Set down each line of the data below exactly as it stands, dropping the pictures.

===============

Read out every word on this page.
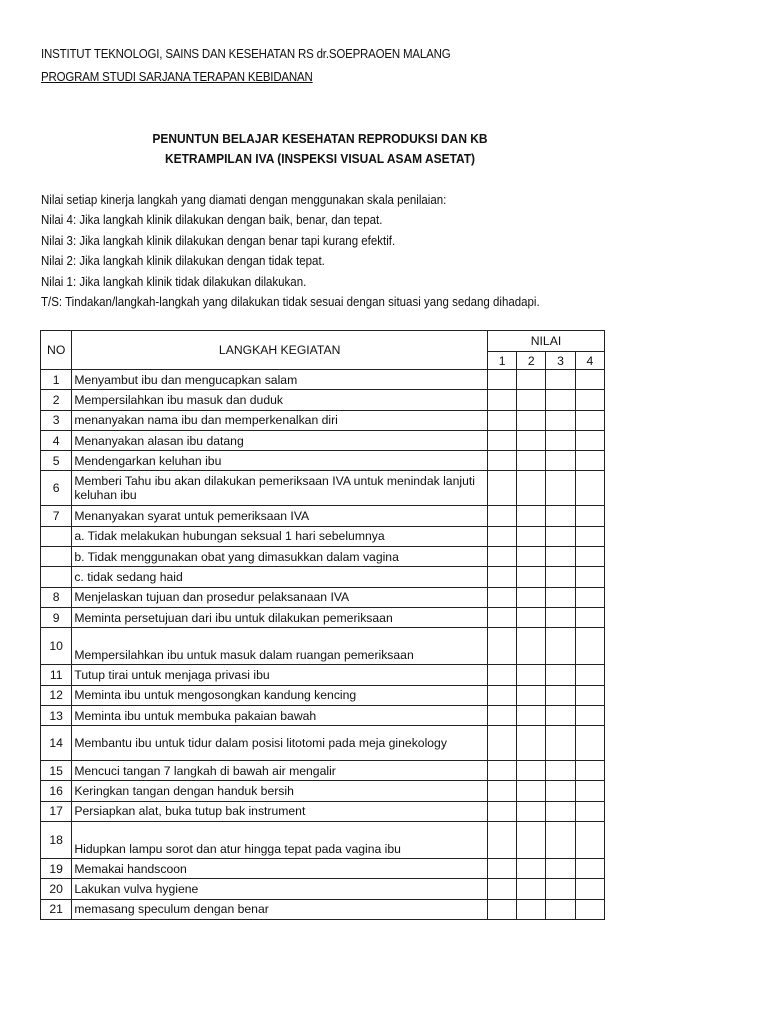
INSTITUT TEKNOLOGI, SAINS DAN KESEHATAN RS dr.SOEPRAOEN MALANG
PROGRAM STUDI SARJANA TERAPAN KEBIDANAN
PENUNTUN BELAJAR KESEHATAN REPRODUKSI DAN KB
KETRAMPILAN IVA (INSPEKSI VISUAL ASAM ASETAT)
Nilai setiap kinerja langkah yang diamati dengan menggunakan skala penilaian:
Nilai 4: Jika langkah klinik dilakukan dengan baik, benar, dan tepat.
Nilai 3: Jika langkah klinik dilakukan dengan benar tapi kurang efektif.
Nilai 2: Jika langkah klinik dilakukan dengan tidak tepat.
Nilai 1: Jika langkah klinik tidak dilakukan dilakukan.
T/S: Tindakan/langkah-langkah yang dilakukan tidak sesuai dengan situasi yang sedang dihadapi.
NO	LANGKAH KEGIATAN	NILAI			
		1	2	3	4
1	Menyambut ibu dan mengucapkan salam				
2	Mempersilahkan ibu masuk dan duduk				
3	menanyakan nama ibu dan memperkenalkan diri				
4	Menanyakan alasan ibu datang				
5	Mendengarkan keluhan ibu				
6	Memberi Tahu ibu akan dilakukan pemeriksaan IVA untuk menindak lanjuti keluhan ibu				
7	Menanyakan syarat untuk pemeriksaan IVA				
	a. Tidak melakukan hubungan seksual 1 hari sebelumnya				
	b. Tidak menggunakan obat yang dimasukkan dalam vagina				
	c. tidak sedang haid				
8	Menjelaskan tujuan dan prosedur pelaksanaan IVA				
9	Meminta persetujuan dari ibu untuk dilakukan pemeriksaan				
10	Mempersilahkan ibu untuk masuk dalam ruangan pemeriksaan				
11	Tutup tirai untuk menjaga privasi ibu				
12	Meminta ibu untuk mengosongkan kandung kencing				
13	Meminta ibu untuk membuka pakaian bawah				
14	Membantu ibu untuk tidur dalam posisi litotomi pada meja ginekology				
15	Mencuci tangan 7 langkah di bawah air mengalir				
16	Keringkan tangan dengan handuk bersih				
17	Persiapkan alat, buka tutup bak instrument				
18	Hidupkan lampu sorot dan atur hingga tepat pada vagina ibu				
19	Memakai handscoon				
20	Lakukan vulva hygiene				
21	memasang speculum dengan benar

===============

> **Full solution**
Read out every word on this page.
INSTITUT TEKNOLOGI, SAINS DAN KESEHATAN RS dr.SOEPRAOEN MALANG
PROGRAM STUDI SARJANA TERAPAN KEBIDANAN
PENUNTUN BELAJAR KESEHATAN REPRODUKSI DAN KB
KETRAMPILAN IVA (INSPEKSI VISUAL ASAM ASETAT)
Nilai setiap kinerja langkah yang diamati dengan menggunakan skala penilaian:
Nilai 4: Jika langkah klinik dilakukan dengan baik, benar, dan tepat.
Nilai 3: Jika langkah klinik dilakukan dengan benar tapi kurang efektif.
Nilai 2: Jika langkah klinik dilakukan dengan tidak tepat.
Nilai 1: Jika langkah klinik tidak dilakukan dilakukan.
T/S: Tindakan/langkah-langkah yang dilakukan tidak sesuai dengan situasi yang sedang dihadapi.
NO	LANGKAH KEGIATAN	NILAI			
		1	2	3	4
1	Menyambut ibu dan mengucapkan salam				
2	Mempersilahkan ibu masuk dan duduk				
3	menanyakan nama ibu dan memperkenalkan diri				
4	Menanyakan alasan ibu datang				
5	Mendengarkan keluhan ibu				
6	Memberi Tahu ibu akan dilakukan pemeriksaan IVA untuk menindak lanjuti keluhan ibu				
7	Menanyakan syarat untuk pemeriksaan IVA				
	a. Tidak melakukan hubungan seksual 1 hari sebelumnya				
	b. Tidak menggunakan obat yang dimasukkan dalam vagina				
	c. tidak sedang haid				
8	Menjelaskan tujuan dan prosedur pelaksanaan IVA				
9	Meminta persetujuan dari ibu untuk dilakukan pemeriksaan				
10	Mempersilahkan ibu untuk masuk dalam ruangan pemeriksaan				
11	Tutup tirai untuk menjaga privasi ibu				
12	Meminta ibu untuk mengosongkan kandung kencing				
13	Meminta ibu untuk membuka pakaian bawah				
14	Membantu ibu untuk tidur dalam posisi litotomi pada meja ginekology				
15	Mencuci tangan 7 langkah di bawah air mengalir				
16	Keringkan tangan dengan handuk bersih				
17	Persiapkan alat, buka tutup bak instrument				
18	Hidupkan lampu sorot dan atur hingga tepat pada vagina ibu				
19	Memakai handscoon				
20	Lakukan vulva hygiene				
21	memasang speculum dengan benar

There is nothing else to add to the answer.